--- Data records ---

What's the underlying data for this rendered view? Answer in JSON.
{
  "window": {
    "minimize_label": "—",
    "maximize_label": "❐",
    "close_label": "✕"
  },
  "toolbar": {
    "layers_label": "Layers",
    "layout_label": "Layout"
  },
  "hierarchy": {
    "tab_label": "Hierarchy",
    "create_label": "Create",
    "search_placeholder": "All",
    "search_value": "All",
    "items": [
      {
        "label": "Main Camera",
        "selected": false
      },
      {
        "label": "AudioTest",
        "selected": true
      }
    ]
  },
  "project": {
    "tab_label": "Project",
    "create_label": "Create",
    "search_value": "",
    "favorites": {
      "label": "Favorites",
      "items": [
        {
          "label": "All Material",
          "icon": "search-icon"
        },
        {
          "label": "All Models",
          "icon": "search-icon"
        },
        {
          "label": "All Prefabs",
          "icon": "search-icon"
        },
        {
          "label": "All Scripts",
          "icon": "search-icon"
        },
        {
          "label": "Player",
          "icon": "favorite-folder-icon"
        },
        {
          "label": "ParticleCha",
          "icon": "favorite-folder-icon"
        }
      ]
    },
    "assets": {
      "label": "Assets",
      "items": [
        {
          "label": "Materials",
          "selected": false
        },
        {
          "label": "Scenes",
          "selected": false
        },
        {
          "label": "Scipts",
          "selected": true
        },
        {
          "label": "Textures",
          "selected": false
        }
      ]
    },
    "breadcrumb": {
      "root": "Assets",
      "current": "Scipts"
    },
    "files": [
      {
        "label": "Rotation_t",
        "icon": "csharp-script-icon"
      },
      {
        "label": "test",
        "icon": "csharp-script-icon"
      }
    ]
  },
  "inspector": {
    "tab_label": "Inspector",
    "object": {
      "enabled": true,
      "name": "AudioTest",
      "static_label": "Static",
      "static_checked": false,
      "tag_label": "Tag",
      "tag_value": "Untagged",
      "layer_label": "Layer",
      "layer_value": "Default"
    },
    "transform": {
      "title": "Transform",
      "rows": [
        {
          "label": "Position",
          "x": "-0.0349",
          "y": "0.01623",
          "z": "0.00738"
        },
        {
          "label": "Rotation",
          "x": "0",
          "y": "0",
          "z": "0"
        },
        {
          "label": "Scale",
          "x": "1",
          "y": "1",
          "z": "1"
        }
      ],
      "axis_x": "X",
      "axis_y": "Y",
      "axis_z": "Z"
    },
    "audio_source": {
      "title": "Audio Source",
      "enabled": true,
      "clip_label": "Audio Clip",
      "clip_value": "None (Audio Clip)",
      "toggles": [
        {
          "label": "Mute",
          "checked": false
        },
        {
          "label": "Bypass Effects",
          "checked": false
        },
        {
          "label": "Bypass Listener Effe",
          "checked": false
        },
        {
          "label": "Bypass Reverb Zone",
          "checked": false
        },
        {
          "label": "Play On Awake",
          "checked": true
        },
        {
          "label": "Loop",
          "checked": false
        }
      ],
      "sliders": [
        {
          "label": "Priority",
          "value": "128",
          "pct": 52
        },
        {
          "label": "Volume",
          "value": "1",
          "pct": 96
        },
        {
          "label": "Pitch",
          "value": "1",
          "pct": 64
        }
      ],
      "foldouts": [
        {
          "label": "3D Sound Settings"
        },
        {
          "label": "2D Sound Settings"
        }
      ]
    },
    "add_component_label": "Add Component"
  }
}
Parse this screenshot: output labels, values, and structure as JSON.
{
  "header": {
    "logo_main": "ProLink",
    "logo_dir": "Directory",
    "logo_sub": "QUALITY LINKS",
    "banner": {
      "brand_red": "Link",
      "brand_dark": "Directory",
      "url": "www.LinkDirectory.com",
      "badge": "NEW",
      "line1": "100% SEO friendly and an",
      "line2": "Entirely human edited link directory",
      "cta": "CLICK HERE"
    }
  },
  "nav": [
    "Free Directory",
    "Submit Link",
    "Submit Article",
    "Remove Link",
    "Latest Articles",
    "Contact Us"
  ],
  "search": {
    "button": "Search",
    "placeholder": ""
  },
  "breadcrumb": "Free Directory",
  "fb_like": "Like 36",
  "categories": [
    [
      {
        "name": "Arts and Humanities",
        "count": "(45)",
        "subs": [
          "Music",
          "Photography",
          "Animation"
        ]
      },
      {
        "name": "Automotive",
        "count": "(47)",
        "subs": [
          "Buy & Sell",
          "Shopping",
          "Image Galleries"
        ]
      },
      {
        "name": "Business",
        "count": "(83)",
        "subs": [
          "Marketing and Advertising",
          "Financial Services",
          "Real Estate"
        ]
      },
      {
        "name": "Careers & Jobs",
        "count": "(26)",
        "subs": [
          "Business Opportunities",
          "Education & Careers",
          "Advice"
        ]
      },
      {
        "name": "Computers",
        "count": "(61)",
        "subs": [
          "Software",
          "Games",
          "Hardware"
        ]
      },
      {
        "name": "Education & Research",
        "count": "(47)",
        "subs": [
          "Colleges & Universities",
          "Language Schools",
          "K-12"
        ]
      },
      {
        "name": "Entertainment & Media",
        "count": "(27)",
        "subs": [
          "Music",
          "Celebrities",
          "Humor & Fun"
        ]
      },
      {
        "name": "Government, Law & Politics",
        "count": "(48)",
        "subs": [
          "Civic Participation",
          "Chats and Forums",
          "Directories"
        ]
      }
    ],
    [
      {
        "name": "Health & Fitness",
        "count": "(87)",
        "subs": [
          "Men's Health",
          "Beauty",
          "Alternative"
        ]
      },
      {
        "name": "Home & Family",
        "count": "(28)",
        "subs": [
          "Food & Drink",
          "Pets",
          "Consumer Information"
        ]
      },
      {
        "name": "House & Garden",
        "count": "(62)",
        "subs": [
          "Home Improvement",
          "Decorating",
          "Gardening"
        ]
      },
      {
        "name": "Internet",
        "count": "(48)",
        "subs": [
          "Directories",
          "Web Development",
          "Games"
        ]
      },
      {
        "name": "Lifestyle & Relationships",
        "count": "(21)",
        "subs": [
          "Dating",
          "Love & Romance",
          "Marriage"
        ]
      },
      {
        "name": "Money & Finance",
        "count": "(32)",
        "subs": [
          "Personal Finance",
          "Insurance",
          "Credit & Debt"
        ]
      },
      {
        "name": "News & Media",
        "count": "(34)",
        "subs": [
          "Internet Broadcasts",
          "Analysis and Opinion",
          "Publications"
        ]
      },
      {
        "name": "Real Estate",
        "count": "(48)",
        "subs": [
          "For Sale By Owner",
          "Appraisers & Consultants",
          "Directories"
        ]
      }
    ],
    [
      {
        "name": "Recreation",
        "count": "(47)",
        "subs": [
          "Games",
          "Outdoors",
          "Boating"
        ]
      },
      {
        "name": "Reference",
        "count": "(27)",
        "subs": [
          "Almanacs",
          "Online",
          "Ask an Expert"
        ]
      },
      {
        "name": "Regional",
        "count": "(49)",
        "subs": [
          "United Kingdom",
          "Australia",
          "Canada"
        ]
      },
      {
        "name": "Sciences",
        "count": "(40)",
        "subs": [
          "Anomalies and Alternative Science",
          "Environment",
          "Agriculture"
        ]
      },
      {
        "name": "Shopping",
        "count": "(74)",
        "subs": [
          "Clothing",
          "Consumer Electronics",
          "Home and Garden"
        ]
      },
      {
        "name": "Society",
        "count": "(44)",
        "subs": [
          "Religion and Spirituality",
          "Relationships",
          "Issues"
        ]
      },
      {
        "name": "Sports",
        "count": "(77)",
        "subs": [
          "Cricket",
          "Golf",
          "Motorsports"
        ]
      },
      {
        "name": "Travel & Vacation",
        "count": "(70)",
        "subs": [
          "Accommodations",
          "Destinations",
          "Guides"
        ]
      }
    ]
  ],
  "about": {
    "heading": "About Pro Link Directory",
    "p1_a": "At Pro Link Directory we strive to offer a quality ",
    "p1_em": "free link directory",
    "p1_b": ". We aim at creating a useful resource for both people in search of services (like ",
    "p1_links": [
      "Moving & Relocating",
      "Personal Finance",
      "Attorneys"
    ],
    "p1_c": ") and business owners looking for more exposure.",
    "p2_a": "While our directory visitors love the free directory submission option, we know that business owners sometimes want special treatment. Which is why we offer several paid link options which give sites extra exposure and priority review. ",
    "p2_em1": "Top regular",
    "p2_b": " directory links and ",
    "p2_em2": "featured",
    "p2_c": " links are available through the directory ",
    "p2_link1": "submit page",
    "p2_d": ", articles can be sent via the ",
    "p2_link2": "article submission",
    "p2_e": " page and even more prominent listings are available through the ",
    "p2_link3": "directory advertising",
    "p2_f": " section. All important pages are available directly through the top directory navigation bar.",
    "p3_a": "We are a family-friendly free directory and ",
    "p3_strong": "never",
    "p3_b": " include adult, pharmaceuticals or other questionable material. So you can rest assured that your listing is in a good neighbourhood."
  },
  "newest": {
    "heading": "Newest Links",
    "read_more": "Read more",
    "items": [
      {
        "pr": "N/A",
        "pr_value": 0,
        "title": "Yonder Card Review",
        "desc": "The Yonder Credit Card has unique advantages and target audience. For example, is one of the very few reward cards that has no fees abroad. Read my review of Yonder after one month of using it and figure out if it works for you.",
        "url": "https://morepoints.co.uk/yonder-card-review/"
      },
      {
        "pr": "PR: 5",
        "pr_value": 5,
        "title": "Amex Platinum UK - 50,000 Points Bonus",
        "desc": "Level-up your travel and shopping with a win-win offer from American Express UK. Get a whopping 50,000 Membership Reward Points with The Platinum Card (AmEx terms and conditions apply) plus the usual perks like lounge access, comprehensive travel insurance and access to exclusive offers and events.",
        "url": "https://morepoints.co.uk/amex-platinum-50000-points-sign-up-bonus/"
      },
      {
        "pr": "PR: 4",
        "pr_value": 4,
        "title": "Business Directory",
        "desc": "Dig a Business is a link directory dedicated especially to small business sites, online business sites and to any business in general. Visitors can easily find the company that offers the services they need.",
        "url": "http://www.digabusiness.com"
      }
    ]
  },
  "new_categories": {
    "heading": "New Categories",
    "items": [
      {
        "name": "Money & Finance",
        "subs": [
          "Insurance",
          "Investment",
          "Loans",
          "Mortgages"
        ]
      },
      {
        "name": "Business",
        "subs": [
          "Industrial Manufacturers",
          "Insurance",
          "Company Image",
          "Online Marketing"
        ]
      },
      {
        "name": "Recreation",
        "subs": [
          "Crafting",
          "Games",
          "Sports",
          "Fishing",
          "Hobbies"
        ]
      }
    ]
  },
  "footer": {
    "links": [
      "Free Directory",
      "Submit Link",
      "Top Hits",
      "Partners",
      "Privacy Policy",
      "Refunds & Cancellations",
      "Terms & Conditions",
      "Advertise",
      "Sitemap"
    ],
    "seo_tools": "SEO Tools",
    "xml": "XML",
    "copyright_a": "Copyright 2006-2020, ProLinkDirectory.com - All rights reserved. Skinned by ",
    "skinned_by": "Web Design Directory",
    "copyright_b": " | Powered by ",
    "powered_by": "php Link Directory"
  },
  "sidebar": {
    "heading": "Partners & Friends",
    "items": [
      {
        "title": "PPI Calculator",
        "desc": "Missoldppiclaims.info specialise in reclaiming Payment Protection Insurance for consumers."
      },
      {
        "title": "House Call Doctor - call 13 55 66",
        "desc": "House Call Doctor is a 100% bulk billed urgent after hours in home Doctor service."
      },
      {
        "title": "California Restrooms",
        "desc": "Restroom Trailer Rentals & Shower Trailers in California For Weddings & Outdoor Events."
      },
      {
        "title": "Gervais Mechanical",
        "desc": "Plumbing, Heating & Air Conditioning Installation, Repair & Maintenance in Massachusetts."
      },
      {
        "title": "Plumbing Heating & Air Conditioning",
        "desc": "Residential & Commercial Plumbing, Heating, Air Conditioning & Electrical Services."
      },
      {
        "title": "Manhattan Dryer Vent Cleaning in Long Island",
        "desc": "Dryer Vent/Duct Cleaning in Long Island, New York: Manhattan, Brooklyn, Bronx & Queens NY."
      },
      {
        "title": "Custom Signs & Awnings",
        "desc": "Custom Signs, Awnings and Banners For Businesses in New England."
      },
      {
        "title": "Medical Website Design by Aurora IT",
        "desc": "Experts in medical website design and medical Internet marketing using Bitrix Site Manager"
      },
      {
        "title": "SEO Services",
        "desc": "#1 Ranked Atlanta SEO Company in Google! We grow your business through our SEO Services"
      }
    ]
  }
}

---

▶ **Task prompt**: Pick out every line with the string "Awnings" and copy it.

▶ **Written response**:
        "title": "Custom Signs & Awnings",
        "desc": "Custom Signs, Awnings and Banners For Businesses in New England."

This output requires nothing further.